-- start of Dataset entries --

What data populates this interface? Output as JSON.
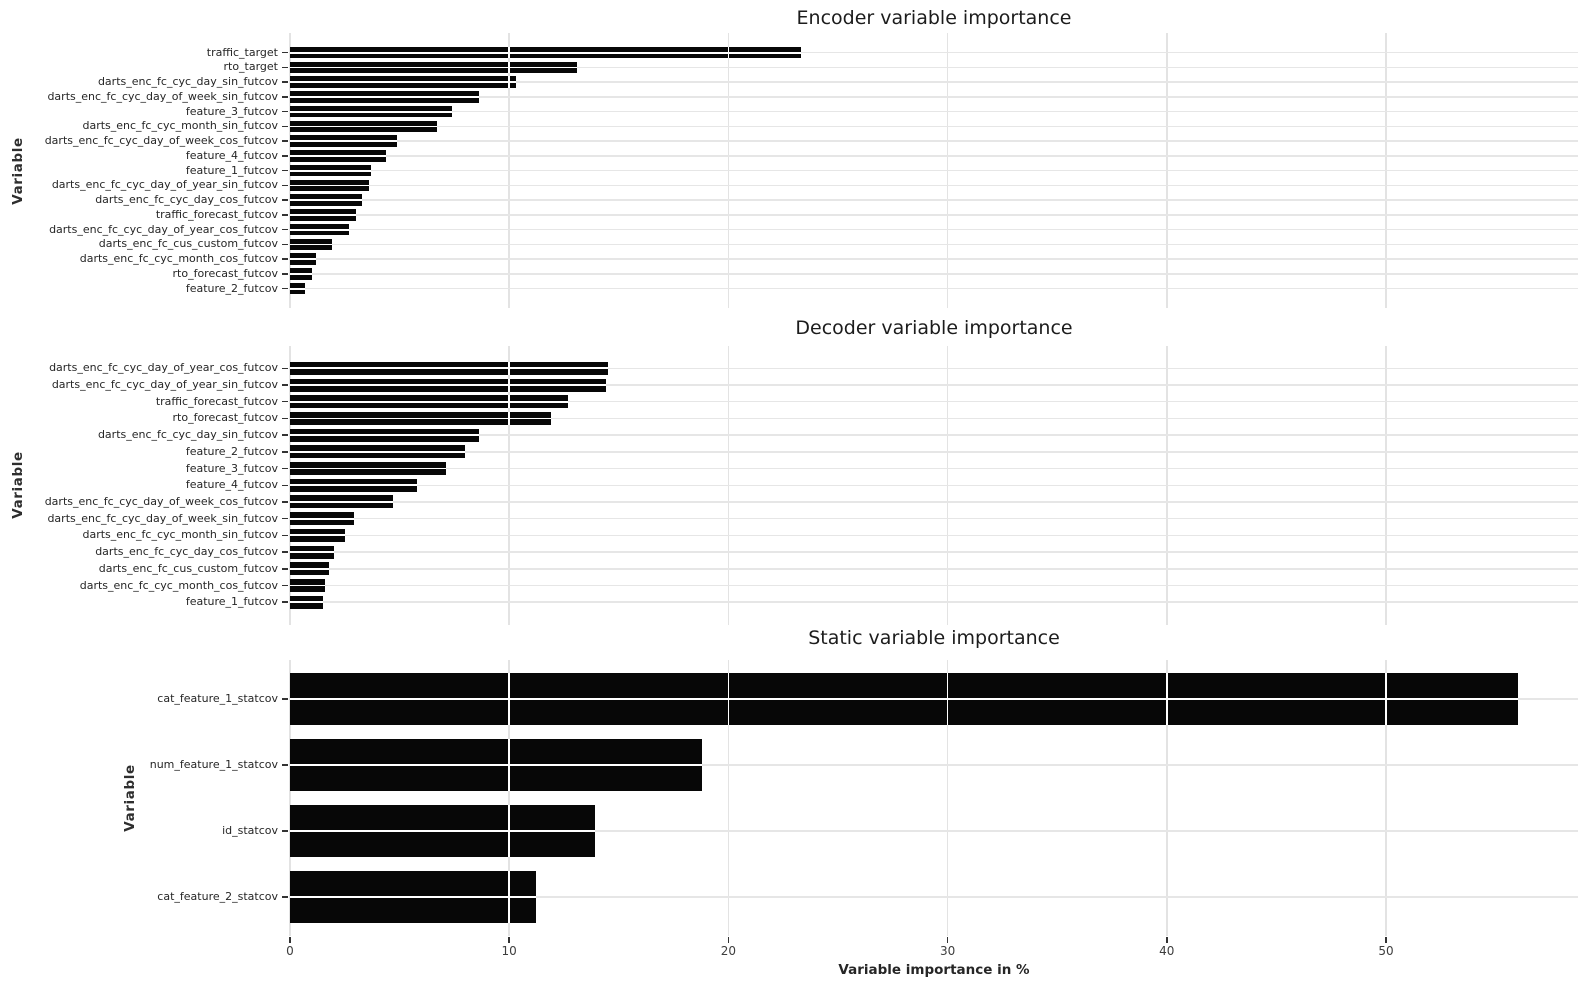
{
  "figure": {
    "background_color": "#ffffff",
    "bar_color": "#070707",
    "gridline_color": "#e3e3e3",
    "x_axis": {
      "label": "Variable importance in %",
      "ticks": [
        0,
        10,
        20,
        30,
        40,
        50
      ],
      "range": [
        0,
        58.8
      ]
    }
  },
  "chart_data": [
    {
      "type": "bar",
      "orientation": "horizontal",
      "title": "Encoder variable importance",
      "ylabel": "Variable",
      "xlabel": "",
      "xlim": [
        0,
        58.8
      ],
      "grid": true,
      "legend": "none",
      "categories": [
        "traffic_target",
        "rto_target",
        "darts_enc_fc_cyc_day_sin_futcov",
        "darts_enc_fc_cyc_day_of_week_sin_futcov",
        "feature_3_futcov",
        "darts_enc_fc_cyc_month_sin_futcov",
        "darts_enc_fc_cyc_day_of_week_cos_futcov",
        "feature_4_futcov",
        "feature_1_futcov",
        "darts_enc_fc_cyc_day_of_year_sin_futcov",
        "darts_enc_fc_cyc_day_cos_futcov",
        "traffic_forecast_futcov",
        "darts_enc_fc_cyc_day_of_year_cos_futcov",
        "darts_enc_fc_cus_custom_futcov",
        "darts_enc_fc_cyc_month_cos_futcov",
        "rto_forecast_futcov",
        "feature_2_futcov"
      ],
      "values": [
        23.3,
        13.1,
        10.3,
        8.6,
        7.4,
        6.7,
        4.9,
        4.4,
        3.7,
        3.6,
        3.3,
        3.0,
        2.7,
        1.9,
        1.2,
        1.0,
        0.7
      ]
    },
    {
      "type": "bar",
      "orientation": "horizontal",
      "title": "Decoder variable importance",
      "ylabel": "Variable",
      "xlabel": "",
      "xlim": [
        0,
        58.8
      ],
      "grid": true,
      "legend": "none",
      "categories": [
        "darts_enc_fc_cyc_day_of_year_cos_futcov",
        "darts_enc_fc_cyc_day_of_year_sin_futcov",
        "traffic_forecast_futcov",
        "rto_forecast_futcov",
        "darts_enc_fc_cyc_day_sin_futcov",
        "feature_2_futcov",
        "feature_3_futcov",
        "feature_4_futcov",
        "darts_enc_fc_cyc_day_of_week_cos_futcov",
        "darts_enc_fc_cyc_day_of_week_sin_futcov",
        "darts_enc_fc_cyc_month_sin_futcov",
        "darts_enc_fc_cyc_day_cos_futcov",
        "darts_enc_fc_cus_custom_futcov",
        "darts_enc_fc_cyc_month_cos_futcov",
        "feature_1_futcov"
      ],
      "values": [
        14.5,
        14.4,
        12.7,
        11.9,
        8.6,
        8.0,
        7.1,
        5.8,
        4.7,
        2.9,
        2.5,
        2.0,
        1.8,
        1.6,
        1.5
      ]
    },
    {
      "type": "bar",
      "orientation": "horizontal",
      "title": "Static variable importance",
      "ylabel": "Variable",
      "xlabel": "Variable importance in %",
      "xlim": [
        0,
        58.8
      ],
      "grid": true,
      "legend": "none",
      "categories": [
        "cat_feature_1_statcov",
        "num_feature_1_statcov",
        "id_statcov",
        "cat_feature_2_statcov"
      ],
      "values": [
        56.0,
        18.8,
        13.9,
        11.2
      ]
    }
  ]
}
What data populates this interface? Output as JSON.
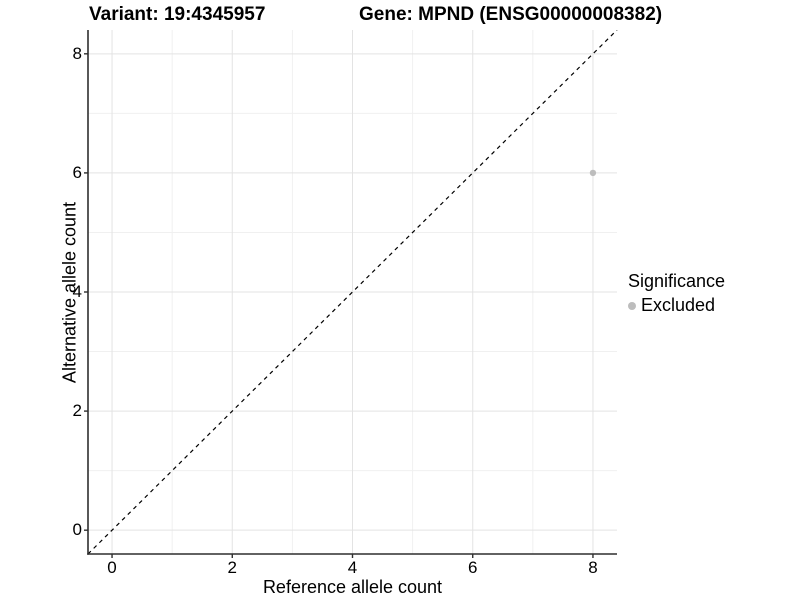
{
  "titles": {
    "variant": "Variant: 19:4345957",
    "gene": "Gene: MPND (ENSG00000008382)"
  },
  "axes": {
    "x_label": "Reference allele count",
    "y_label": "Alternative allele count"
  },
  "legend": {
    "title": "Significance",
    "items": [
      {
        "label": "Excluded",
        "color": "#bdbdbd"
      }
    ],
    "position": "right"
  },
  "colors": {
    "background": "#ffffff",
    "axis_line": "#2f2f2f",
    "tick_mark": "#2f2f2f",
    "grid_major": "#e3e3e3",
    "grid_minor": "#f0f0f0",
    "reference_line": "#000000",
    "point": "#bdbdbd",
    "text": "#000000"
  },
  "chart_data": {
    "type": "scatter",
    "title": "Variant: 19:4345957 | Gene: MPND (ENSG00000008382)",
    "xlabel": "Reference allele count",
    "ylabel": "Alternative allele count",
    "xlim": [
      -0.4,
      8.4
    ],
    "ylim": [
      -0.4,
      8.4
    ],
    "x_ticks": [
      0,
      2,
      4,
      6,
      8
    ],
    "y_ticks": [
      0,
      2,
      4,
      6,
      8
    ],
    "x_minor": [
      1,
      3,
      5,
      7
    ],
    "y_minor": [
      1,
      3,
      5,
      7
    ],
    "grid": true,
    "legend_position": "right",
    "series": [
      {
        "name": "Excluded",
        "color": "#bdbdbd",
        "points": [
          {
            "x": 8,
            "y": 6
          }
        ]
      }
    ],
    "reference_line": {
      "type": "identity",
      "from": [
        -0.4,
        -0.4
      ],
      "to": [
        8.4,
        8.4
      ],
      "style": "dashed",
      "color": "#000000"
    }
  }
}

-- end of Dataset entries --

Your goal: Transcribe every entry word for word, but skip the pictures.

Completed exercise:
What data populates this interface? Output as JSON.
{
  "figure": {
    "background_color": "#ffffff",
    "bar_color": "#070707",
    "gridline_color": "#e3e3e3",
    "x_axis": {
      "label": "Variable importance in %",
      "ticks": [
        0,
        10,
        20,
        30,
        40,
        50
      ],
      "range": [
        0,
        58.8
      ]
    }
  },
  "chart_data": [
    {
      "type": "bar",
      "orientation": "horizontal",
      "title": "Encoder variable importance",
      "ylabel": "Variable",
      "xlabel": "",
      "xlim": [
        0,
        58.8
      ],
      "grid": true,
      "legend": "none",
      "categories": [
        "traffic_target",
        "rto_target",
        "darts_enc_fc_cyc_day_sin_futcov",
        "darts_enc_fc_cyc_day_of_week_sin_futcov",
        "feature_3_futcov",
        "darts_enc_fc_cyc_month_sin_futcov",
        "darts_enc_fc_cyc_day_of_week_cos_futcov",
        "feature_4_futcov",
        "feature_1_futcov",
        "darts_enc_fc_cyc_day_of_year_sin_futcov",
        "darts_enc_fc_cyc_day_cos_futcov",
        "traffic_forecast_futcov",
        "darts_enc_fc_cyc_day_of_year_cos_futcov",
        "darts_enc_fc_cus_custom_futcov",
        "darts_enc_fc_cyc_month_cos_futcov",
        "rto_forecast_futcov",
        "feature_2_futcov"
      ],
      "values": [
        23.3,
        13.1,
        10.3,
        8.6,
        7.4,
        6.7,
        4.9,
        4.4,
        3.7,
        3.6,
        3.3,
        3.0,
        2.7,
        1.9,
        1.2,
        1.0,
        0.7
      ]
    },
    {
      "type": "bar",
      "orientation": "horizontal",
      "title": "Decoder variable importance",
      "ylabel": "Variable",
      "xlabel": "",
      "xlim": [
        0,
        58.8
      ],
      "grid": true,
      "legend": "none",
      "categories": [
        "darts_enc_fc_cyc_day_of_year_cos_futcov",
        "darts_enc_fc_cyc_day_of_year_sin_futcov",
        "traffic_forecast_futcov",
        "rto_forecast_futcov",
        "darts_enc_fc_cyc_day_sin_futcov",
        "feature_2_futcov",
        "feature_3_futcov",
        "feature_4_futcov",
        "darts_enc_fc_cyc_day_of_week_cos_futcov",
        "darts_enc_fc_cyc_day_of_week_sin_futcov",
        "darts_enc_fc_cyc_month_sin_futcov",
        "darts_enc_fc_cyc_day_cos_futcov",
        "darts_enc_fc_cus_custom_futcov",
        "darts_enc_fc_cyc_month_cos_futcov",
        "feature_1_futcov"
      ],
      "values": [
        14.5,
        14.4,
        12.7,
        11.9,
        8.6,
        8.0,
        7.1,
        5.8,
        4.7,
        2.9,
        2.5,
        2.0,
        1.8,
        1.6,
        1.5
      ]
    },
    {
      "type": "bar",
      "orientation": "horizontal",
      "title": "Static variable importance",
      "ylabel": "Variable",
      "xlabel": "Variable importance in %",
      "xlim": [
        0,
        58.8
      ],
      "grid": true,
      "legend": "none",
      "categories": [
        "cat_feature_1_statcov",
        "num_feature_1_statcov",
        "id_statcov",
        "cat_feature_2_statcov"
      ],
      "values": [
        56.0,
        18.8,
        13.9,
        11.2
      ]
    }
  ]
}
What data populates this interface? Output as JSON.
{
  "titles": {
    "variant": "Variant: 19:4345957",
    "gene": "Gene: MPND (ENSG00000008382)"
  },
  "axes": {
    "x_label": "Reference allele count",
    "y_label": "Alternative allele count"
  },
  "legend": {
    "title": "Significance",
    "items": [
      {
        "label": "Excluded",
        "color": "#bdbdbd"
      }
    ],
    "position": "right"
  },
  "colors": {
    "background": "#ffffff",
    "axis_line": "#2f2f2f",
    "tick_mark": "#2f2f2f",
    "grid_major": "#e3e3e3",
    "grid_minor": "#f0f0f0",
    "reference_line": "#000000",
    "point": "#bdbdbd",
    "text": "#000000"
  },
  "chart_data": {
    "type": "scatter",
    "title": "Variant: 19:4345957 | Gene: MPND (ENSG00000008382)",
    "xlabel": "Reference allele count",
    "ylabel": "Alternative allele count",
    "xlim": [
      -0.4,
      8.4
    ],
    "ylim": [
      -0.4,
      8.4
    ],
    "x_ticks": [
      0,
      2,
      4,
      6,
      8
    ],
    "y_ticks": [
      0,
      2,
      4,
      6,
      8
    ],
    "x_minor": [
      1,
      3,
      5,
      7
    ],
    "y_minor": [
      1,
      3,
      5,
      7
    ],
    "grid": true,
    "legend_position": "right",
    "series": [
      {
        "name": "Excluded",
        "color": "#bdbdbd",
        "points": [
          {
            "x": 8,
            "y": 6
          }
        ]
      }
    ],
    "reference_line": {
      "type": "identity",
      "from": [
        -0.4,
        -0.4
      ],
      "to": [
        8.4,
        8.4
      ],
      "style": "dashed",
      "color": "#000000"
    }
  }
}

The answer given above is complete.